▶ GIVEN PROBLEM 1:
Update the records from their first line through the line containing "change-adapter-settings-link[interactable]: Change adapter", replacing "element" with "item" and leaving everything else unchanged. Return only those lines.

▶ DOCUMENT EXTRACT:
★ ★ ★ ★ ★ ★ ★
Hello everyone,
Here's a small report on the news that I have so far:
- I had a slow couple of weeks because of a quick holiday that I took. I will make up for that.
- I added the metric that considers number of test_runs since a test_case ran for the last time. I graphed it, and it does not affect the results much at all. -I still think this is useful to uncover hidden bugs that might lurk in the code for a long time; but testing this condition is difficult with our data. I would like to keep this measure, specially since it doesn't seem to affect results negatively. Opinions?
- I liked Sergei's idea about using the changes on the test files to calculate the relevancy index. If a test has been changed recently, its relevancy index should be high. This is also more realistic, and uses information that it's easy for us to figure out.
- I am trying to match the change_files table or the mysql-test directory with the test_failure table. I was confused about the name of tests and test suites, but I am making progress on it. Once I am able to match at least 90% of the test_names in test_failure with the filename in the change_files table, I will incorporate this data into the code and see how it works out.
- Question: Looking at the change_files table, there are files that have been ADDED several times. Why would this be? Maybe when a new branch is created, all files are ADDED to it? Any ideas? : ) (If no one knows, I'll figure it out, but maybe you do know ; ))
★ ★ ★ ★ ★ ★ ★
▶ RECORDS SUPPLIED:
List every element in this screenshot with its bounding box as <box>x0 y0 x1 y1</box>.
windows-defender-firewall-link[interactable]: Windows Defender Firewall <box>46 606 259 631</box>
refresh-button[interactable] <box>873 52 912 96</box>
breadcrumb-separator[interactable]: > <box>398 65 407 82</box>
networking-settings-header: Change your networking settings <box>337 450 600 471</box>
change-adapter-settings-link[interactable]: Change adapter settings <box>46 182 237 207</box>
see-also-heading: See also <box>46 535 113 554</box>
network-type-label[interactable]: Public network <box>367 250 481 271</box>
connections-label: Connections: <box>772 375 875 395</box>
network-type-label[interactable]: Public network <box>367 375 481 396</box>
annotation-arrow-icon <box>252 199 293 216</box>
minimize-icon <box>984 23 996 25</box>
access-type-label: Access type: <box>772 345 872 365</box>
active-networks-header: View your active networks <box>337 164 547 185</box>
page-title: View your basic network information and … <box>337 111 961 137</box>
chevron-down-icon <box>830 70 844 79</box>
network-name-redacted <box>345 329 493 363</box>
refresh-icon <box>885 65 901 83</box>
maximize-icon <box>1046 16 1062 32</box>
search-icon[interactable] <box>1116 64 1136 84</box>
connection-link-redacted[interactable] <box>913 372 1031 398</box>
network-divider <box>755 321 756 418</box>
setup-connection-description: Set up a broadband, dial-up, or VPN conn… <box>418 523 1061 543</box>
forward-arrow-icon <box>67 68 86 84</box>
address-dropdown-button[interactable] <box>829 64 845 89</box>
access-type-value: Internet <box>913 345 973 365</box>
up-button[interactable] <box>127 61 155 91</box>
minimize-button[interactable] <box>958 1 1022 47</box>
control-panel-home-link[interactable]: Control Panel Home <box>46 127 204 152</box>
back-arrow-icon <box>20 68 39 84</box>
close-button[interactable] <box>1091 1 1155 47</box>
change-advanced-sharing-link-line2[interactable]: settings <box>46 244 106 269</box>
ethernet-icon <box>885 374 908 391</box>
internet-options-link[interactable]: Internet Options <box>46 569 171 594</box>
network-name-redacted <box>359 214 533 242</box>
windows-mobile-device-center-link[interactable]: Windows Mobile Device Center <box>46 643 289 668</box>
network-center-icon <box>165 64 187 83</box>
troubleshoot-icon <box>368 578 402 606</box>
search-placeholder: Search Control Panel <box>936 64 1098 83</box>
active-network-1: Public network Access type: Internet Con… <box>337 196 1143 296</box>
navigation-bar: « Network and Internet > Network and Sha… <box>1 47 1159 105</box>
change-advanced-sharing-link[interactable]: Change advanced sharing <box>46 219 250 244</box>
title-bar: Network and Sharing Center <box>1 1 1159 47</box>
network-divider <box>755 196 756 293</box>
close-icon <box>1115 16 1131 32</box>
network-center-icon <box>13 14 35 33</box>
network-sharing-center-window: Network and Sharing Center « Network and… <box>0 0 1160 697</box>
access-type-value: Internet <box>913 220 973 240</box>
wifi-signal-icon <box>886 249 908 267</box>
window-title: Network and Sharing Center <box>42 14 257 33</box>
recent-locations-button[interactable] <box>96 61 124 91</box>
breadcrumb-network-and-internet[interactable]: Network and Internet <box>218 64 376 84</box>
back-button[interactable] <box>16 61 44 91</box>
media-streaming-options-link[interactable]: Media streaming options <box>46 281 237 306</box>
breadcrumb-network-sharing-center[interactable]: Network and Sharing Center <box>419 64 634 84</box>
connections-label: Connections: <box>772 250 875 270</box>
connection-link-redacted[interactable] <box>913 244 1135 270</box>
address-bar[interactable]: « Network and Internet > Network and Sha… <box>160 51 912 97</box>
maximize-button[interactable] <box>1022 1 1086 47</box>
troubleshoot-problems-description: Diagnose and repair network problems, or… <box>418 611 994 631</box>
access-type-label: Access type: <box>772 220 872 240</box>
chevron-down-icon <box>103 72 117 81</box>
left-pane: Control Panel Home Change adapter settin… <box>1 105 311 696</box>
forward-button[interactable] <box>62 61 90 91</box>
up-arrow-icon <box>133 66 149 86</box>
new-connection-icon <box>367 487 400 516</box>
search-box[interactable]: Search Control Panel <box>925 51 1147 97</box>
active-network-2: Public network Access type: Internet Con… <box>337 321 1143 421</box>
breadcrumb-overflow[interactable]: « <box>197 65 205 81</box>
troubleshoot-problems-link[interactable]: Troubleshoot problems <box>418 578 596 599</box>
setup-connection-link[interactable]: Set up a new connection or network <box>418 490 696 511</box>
★ ★ ★ ★ ★ ★ ★
▶ GIVEN PROBLEM 2:
Retype the entire forum post on test relevancy metrics word for word.

▶ COMPLETE ANSWER 1:
List every item in this screenshot with its bounding box as <box>x0 y0 x1 y1</box>.
windows-defender-firewall-link[interactable]: Windows Defender Firewall <box>46 606 259 631</box>
refresh-button[interactable] <box>873 52 912 96</box>
breadcrumb-separator[interactable]: > <box>398 65 407 82</box>
networking-settings-header: Change your networking settings <box>337 450 600 471</box>
change-adapter-settings-link[interactable]: Change adapter settings <box>46 182 237 207</box>

▶ COMPLETE ANSWER 2:
Hello everyone,
Here's a small report on the news that I have so far:
- I had a slow couple of weeks because of a quick holiday that I took. I will make up for that.
- I added the metric that considers number of test_runs since a test_case ran for the last time. I graphed it, and it does not affect the results much at all. -I still think this is useful to uncover hidden bugs that might lurk in the code for a long time; but testing this condition is difficult with our data. I would like to keep this measure, specially since it doesn't seem to affect results negatively. Opinions?
- I liked Sergei's idea about using the changes on the test files to calculate the relevancy index. If a test has been changed recently, its relevancy index should be high. This is also more realistic, and uses information that it's easy for us to figure out.
- I am trying to match the change_files table or the mysql-test directory with the test_failure table. I was confused about the name of tests and test suites, but I am making progress on it. Once I am able to match at least 90% of the test_names in test_failure with the filename in the change_files table, I will incorporate this data into the code and see how it works out.
- Question: Looking at the change_files table, there are files that have been ADDED several times. Why would this be? Maybe when a new branch is created, all files are ADDED to it? Any ideas? : ) (If no one knows, I'll figure it out, but maybe you do know ; ))